Task statement - All of the material below is to be repeated exactly.

Raw data -
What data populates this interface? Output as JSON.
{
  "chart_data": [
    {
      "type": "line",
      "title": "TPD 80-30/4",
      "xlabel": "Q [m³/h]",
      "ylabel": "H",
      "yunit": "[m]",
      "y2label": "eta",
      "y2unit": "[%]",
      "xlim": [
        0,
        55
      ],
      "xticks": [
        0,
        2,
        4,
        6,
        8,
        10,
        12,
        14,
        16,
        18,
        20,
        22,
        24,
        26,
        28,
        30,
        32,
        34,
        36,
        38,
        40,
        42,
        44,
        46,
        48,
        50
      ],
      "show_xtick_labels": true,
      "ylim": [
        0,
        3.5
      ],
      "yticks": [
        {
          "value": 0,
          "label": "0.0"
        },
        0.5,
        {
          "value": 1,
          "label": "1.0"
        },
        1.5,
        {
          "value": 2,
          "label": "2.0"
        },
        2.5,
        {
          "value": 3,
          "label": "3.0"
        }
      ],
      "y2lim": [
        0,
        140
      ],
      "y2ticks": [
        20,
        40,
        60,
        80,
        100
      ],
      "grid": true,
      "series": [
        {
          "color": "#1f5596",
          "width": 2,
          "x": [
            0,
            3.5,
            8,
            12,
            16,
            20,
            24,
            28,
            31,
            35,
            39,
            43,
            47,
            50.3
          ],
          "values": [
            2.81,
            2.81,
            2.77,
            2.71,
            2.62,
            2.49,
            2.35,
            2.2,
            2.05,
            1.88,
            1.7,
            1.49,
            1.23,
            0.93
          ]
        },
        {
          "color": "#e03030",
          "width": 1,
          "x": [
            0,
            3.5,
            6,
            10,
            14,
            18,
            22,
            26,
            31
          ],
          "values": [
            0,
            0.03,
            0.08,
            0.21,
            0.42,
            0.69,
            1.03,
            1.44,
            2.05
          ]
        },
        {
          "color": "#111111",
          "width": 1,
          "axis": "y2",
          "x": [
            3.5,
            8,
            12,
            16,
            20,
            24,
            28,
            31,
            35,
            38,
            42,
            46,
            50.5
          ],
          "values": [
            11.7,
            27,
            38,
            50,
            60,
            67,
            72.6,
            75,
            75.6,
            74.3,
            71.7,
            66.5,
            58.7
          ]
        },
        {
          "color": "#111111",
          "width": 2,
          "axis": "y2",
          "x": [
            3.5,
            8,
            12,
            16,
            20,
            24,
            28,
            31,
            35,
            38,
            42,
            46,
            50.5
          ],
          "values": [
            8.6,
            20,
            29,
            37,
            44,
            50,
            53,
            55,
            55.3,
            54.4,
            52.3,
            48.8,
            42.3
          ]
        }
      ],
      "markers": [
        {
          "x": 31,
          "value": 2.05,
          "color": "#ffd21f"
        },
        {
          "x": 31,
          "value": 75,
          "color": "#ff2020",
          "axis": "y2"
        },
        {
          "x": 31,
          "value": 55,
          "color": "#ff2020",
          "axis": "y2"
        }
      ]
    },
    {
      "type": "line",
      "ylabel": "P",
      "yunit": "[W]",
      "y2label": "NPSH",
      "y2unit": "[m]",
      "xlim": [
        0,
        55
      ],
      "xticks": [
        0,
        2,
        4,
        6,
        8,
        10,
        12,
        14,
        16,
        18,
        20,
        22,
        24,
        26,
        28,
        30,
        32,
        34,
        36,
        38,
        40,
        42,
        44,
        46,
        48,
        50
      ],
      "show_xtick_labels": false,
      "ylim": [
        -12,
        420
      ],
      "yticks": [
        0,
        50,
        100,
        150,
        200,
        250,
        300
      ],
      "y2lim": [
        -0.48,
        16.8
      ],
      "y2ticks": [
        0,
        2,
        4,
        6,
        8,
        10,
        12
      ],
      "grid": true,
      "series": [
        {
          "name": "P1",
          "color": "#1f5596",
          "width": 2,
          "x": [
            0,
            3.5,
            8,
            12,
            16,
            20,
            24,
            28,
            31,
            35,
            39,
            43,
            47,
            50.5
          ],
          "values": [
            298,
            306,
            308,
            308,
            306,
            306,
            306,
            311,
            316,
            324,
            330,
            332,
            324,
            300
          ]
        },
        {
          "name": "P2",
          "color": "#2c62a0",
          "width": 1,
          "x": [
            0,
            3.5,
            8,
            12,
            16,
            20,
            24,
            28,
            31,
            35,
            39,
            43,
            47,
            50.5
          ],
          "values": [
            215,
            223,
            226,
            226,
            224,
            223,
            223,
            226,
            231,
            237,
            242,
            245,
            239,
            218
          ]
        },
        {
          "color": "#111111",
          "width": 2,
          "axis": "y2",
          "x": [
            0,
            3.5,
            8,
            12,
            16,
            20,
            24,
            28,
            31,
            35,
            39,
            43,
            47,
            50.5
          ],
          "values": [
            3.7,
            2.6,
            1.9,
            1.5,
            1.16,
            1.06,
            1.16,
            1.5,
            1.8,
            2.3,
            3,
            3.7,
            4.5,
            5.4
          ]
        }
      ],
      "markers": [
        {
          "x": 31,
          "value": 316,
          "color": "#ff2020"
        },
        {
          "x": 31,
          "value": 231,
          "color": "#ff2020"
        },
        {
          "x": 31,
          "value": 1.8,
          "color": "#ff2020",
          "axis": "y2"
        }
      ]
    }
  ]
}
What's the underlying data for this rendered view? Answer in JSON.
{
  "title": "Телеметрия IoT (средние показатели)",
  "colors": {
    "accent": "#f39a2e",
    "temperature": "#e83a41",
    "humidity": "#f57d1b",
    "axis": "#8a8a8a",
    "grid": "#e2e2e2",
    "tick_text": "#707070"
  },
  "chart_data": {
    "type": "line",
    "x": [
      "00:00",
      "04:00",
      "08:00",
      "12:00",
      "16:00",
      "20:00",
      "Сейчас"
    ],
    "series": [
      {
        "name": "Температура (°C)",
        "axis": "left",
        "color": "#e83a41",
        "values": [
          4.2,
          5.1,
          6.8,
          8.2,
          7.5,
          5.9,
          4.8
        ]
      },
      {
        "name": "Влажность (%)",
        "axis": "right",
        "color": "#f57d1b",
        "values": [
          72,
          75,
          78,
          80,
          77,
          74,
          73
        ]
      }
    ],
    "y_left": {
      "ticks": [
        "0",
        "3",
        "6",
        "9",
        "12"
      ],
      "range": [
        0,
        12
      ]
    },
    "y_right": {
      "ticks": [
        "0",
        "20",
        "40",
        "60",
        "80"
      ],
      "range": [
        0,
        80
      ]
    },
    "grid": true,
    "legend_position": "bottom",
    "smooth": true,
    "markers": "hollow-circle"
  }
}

Task result -
What data populates this interface? Output as JSON.
{
  "chart_data": [
    {
      "type": "line",
      "title": "TPD 80-30/4",
      "xlabel": "Q [m³/h]",
      "ylabel": "H",
      "yunit": "[m]",
      "y2label": "eta",
      "y2unit": "[%]",
      "xlim": [
        0,
        55
      ],
      "xticks": [
        0,
        2,
        4,
        6,
        8,
        10,
        12,
        14,
        16,
        18,
        20,
        22,
        24,
        26,
        28,
        30,
        32,
        34,
        36,
        38,
        40,
        42,
        44,
        46,
        48,
        50
      ],
      "show_xtick_labels": true,
      "ylim": [
        0,
        3.5
      ],
      "yticks": [
        {
          "value": 0,
          "label": "0.0"
        },
        0.5,
        {
          "value": 1,
          "label": "1.0"
        },
        1.5,
        {
          "value": 2,
          "label": "2.0"
        },
        2.5,
        {
          "value": 3,
          "label": "3.0"
        }
      ],
      "y2lim": [
        0,
        140
      ],
      "y2ticks": [
        20,
        40,
        60,
        80,
        100
      ],
      "grid": true,
      "series": [
        {
          "color": "#1f5596",
          "width": 2,
          "x": [
            0,
            3.5,
            8,
            12,
            16,
            20,
            24,
            28,
            31,
            35,
            39,
            43,
            47,
            50.3
          ],
          "values": [
            2.81,
            2.81,
            2.77,
            2.71,
            2.62,
            2.49,
            2.35,
            2.2,
            2.05,
            1.88,
            1.7,
            1.49,
            1.23,
            0.93
          ]
        },
        {
          "color": "#e03030",
          "width": 1,
          "x": [
            0,
            3.5,
            6,
            10,
            14,
            18,
            22,
            26,
            31
          ],
          "values": [
            0,
            0.03,
            0.08,
            0.21,
            0.42,
            0.69,
            1.03,
            1.44,
            2.05
          ]
        },
        {
          "color": "#111111",
          "width": 1,
          "axis": "y2",
          "x": [
            3.5,
            8,
            12,
            16,
            20,
            24,
            28,
            31,
            35,
            38,
            42,
            46,
            50.5
          ],
          "values": [
            11.7,
            27,
            38,
            50,
            60,
            67,
            72.6,
            75,
            75.6,
            74.3,
            71.7,
            66.5,
            58.7
          ]
        },
        {
          "color": "#111111",
          "width": 2,
          "axis": "y2",
          "x": [
            3.5,
            8,
            12,
            16,
            20,
            24,
            28,
            31,
            35,
            38,
            42,
            46,
            50.5
          ],
          "values": [
            8.6,
            20,
            29,
            37,
            44,
            50,
            53,
            55,
            55.3,
            54.4,
            52.3,
            48.8,
            42.3
          ]
        }
      ],
      "markers": [
        {
          "x": 31,
          "value": 2.05,
          "color": "#ffd21f"
        },
        {
          "x": 31,
          "value": 75,
          "color": "#ff2020",
          "axis": "y2"
        },
        {
          "x": 31,
          "value": 55,
          "color": "#ff2020",
          "axis": "y2"
        }
      ]
    },
    {
      "type": "line",
      "ylabel": "P",
      "yunit": "[W]",
      "y2label": "NPSH",
      "y2unit": "[m]",
      "xlim": [
        0,
        55
      ],
      "xticks": [
        0,
        2,
        4,
        6,
        8,
        10,
        12,
        14,
        16,
        18,
        20,
        22,
        24,
        26,
        28,
        30,
        32,
        34,
        36,
        38,
        40,
        42,
        44,
        46,
        48,
        50
      ],
      "show_xtick_labels": false,
      "ylim": [
        -12,
        420
      ],
      "yticks": [
        0,
        50,
        100,
        150,
        200,
        250,
        300
      ],
      "y2lim": [
        -0.48,
        16.8
      ],
      "y2ticks": [
        0,
        2,
        4,
        6,
        8,
        10,
        12
      ],
      "grid": true,
      "series": [
        {
          "name": "P1",
          "color": "#1f5596",
          "width": 2,
          "x": [
            0,
            3.5,
            8,
            12,
            16,
            20,
            24,
            28,
            31,
            35,
            39,
            43,
            47,
            50.5
          ],
          "values": [
            298,
            306,
            308,
            308,
            306,
            306,
            306,
            311,
            316,
            324,
            330,
            332,
            324,
            300
          ]
        },
        {
          "name": "P2",
          "color": "#2c62a0",
          "width": 1,
          "x": [
            0,
            3.5,
            8,
            12,
            16,
            20,
            24,
            28,
            31,
            35,
            39,
            43,
            47,
            50.5
          ],
          "values": [
            215,
            223,
            226,
            226,
            224,
            223,
            223,
            226,
            231,
            237,
            242,
            245,
            239,
            218
          ]
        },
        {
          "color": "#111111",
          "width": 2,
          "axis": "y2",
          "x": [
            0,
            3.5,
            8,
            12,
            16,
            20,
            24,
            28,
            31,
            35,
            39,
            43,
            47,
            50.5
          ],
          "values": [
            3.7,
            2.6,
            1.9,
            1.5,
            1.16,
            1.06,
            1.16,
            1.5,
            1.8,
            2.3,
            3,
            3.7,
            4.5,
            5.4
          ]
        }
      ],
      "markers": [
        {
          "x": 31,
          "value": 316,
          "color": "#ff2020"
        },
        {
          "x": 31,
          "value": 231,
          "color": "#ff2020"
        },
        {
          "x": 31,
          "value": 1.8,
          "color": "#ff2020",
          "axis": "y2"
        }
      ]
    }
  ]
}
What's the underlying data for this rendered view? Answer in JSON.
{
  "title": "Телеметрия IoT (средние показатели)",
  "colors": {
    "accent": "#f39a2e",
    "temperature": "#e83a41",
    "humidity": "#f57d1b",
    "axis": "#8a8a8a",
    "grid": "#e2e2e2",
    "tick_text": "#707070"
  },
  "chart_data": {
    "type": "line",
    "x": [
      "00:00",
      "04:00",
      "08:00",
      "12:00",
      "16:00",
      "20:00",
      "Сейчас"
    ],
    "series": [
      {
        "name": "Температура (°C)",
        "axis": "left",
        "color": "#e83a41",
        "values": [
          4.2,
          5.1,
          6.8,
          8.2,
          7.5,
          5.9,
          4.8
        ]
      },
      {
        "name": "Влажность (%)",
        "axis": "right",
        "color": "#f57d1b",
        "values": [
          72,
          75,
          78,
          80,
          77,
          74,
          73
        ]
      }
    ],
    "y_left": {
      "ticks": [
        "0",
        "3",
        "6",
        "9",
        "12"
      ],
      "range": [
        0,
        12
      ]
    },
    "y_right": {
      "ticks": [
        "0",
        "20",
        "40",
        "60",
        "80"
      ],
      "range": [
        0,
        80
      ]
    },
    "grid": true,
    "legend_position": "bottom",
    "smooth": true,
    "markers": "hollow-circle"
  }
}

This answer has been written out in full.